**WHAT THE TASK ASKS:**
Reproduce the listing word for word. Skip any image.

**PROVIDED DATA:**
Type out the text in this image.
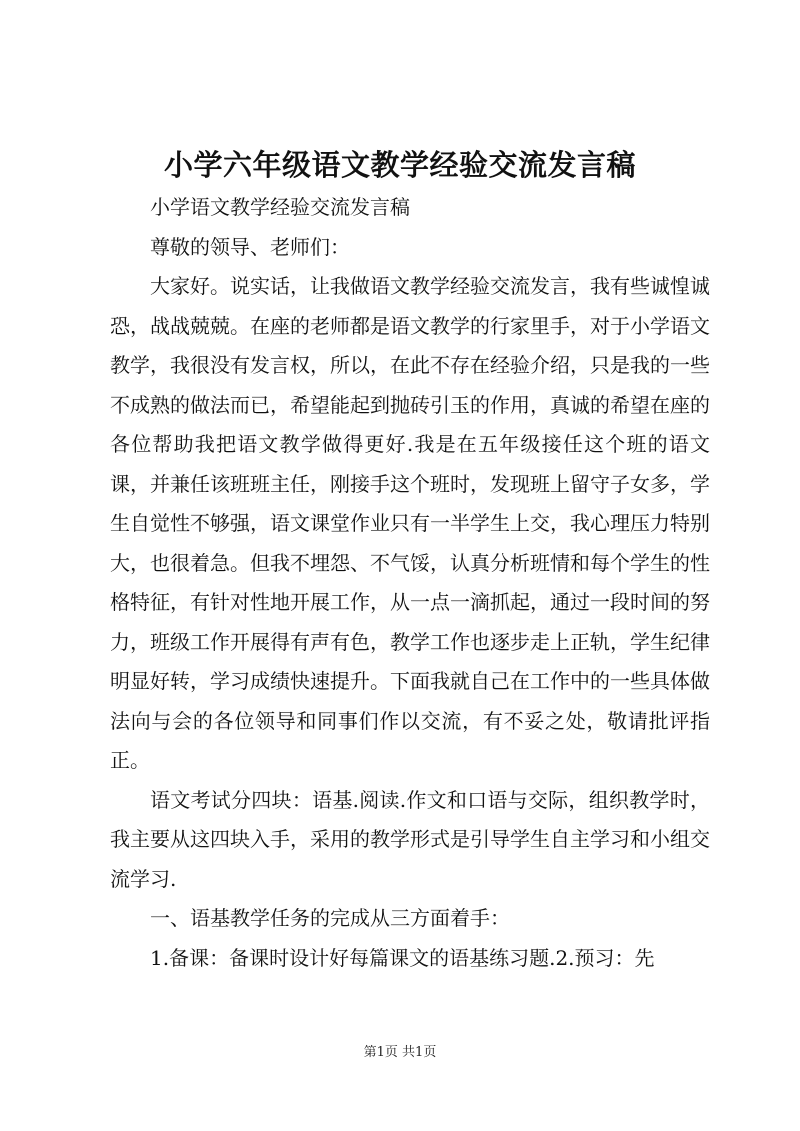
小学六年级语文教学经验交流发言稿

小学语文教学经验交流发言稿

尊敬的领导、老师们：

大家好。说实话，让我做语文教学经验交流发言，我有些诚惶诚恐，战战兢兢。在座的老师都是语文教学的行家里手，对于小学语文教学，我很没有发言权，所以，在此不存在经验介绍，只是我的一些不成熟的做法而已，希望能起到抛砖引玉的作用，真诚的希望在座的各位帮助我把语文教学做得更好.我是在五年级接任这个班的语文课，并兼任该班班主任，刚接手这个班时，发现班上留守子女多，学生自觉性不够强，语文课堂作业只有一半学生上交，我心理压力特别大，也很着急。但我不埋怨、不气馁，认真分析班情和每个学生的性格特征，有针对性地开展工作，从一点一滴抓起，通过一段时间的努力，班级工作开展得有声有色，教学工作也逐步走上正轨，学生纪律明显好转，学习成绩快速提升。下面我就自己在工作中的一些具体做法向与会的各位领导和同事们作以交流，有不妥之处，敬请批评指正。

语文考试分四块：语基.阅读.作文和口语与交际，组织教学时，我主要从这四块入手，采用的教学形式是引导学生自主学习和小组交流学习.

一、语基教学任务的完成从三方面着手：

1.备课：备课时设计好每篇课文的语基练习题.2.预习：先

第1页 共1页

**FULL SOLUTION:**
Type out the text in this image.
小学六年级语文教学经验交流发言稿

小学语文教学经验交流发言稿

尊敬的领导、老师们：

大家好。说实话，让我做语文教学经验交流发言，我有些诚惶诚恐，战战兢兢。在座的老师都是语文教学的行家里手，对于小学语文教学，我很没有发言权，所以，在此不存在经验介绍，只是我的一些不成熟的做法而已，希望能起到抛砖引玉的作用，真诚的希望在座的各位帮助我把语文教学做得更好.我是在五年级接任这个班的语文课，并兼任该班班主任，刚接手这个班时，发现班上留守子女多，学生自觉性不够强，语文课堂作业只有一半学生上交，我心理压力特别大，也很着急。但我不埋怨、不气馁，认真分析班情和每个学生的性格特征，有针对性地开展工作，从一点一滴抓起，通过一段时间的努力，班级工作开展得有声有色，教学工作也逐步走上正轨，学生纪律明显好转，学习成绩快速提升。下面我就自己在工作中的一些具体做法向与会的各位领导和同事们作以交流，有不妥之处，敬请批评指正。

语文考试分四块：语基.阅读.作文和口语与交际，组织教学时，我主要从这四块入手，采用的教学形式是引导学生自主学习和小组交流学习.

一、语基教学任务的完成从三方面着手：

1.备课：备课时设计好每篇课文的语基练习题.2.预习：先

第1页 共1页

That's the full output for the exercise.